**Exercise**
Tally the lines in the data that follows that include the word "page", and report nothing but the total.

--- START OF Rows ---

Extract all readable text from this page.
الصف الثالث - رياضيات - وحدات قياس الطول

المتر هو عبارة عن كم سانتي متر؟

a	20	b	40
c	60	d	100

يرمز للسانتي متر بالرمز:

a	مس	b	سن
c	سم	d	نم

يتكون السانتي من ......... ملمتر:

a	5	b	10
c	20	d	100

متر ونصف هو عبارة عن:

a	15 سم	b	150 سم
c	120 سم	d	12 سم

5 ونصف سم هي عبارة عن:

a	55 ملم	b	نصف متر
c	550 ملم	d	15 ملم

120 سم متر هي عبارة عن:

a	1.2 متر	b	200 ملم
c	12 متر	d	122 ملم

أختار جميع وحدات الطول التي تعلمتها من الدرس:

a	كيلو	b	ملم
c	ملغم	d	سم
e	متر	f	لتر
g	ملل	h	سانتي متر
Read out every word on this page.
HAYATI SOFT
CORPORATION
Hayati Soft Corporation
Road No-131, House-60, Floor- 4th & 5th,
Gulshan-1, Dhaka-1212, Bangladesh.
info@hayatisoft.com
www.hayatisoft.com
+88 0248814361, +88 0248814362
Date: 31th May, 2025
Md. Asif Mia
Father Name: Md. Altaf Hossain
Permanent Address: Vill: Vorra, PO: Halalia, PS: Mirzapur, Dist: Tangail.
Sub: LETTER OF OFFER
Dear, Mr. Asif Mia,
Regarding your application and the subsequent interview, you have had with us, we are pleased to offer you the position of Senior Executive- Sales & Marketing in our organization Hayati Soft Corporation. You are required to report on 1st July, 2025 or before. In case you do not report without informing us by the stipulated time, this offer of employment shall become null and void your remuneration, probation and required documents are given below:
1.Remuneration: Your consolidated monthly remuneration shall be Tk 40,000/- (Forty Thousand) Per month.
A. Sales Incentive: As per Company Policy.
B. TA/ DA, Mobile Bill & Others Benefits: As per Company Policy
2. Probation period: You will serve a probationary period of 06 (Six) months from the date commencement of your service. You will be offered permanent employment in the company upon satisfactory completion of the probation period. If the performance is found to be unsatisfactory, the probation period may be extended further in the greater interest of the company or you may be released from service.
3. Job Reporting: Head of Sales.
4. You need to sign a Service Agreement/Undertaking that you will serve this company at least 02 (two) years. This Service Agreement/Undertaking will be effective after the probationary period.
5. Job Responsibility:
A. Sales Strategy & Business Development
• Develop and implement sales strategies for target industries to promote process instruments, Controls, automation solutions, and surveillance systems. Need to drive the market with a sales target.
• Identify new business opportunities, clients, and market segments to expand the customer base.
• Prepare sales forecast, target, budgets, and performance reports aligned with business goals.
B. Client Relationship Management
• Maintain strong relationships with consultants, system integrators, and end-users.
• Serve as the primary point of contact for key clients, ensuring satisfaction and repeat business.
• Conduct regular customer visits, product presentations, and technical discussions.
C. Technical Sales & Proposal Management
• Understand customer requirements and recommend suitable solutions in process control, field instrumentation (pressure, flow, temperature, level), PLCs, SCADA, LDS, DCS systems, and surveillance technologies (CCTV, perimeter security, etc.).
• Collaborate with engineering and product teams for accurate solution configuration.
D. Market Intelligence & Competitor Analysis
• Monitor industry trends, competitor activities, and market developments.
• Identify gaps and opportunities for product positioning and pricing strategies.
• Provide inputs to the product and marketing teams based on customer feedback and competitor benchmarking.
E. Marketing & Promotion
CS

--- END OF Rows ---

**Result for this task**
2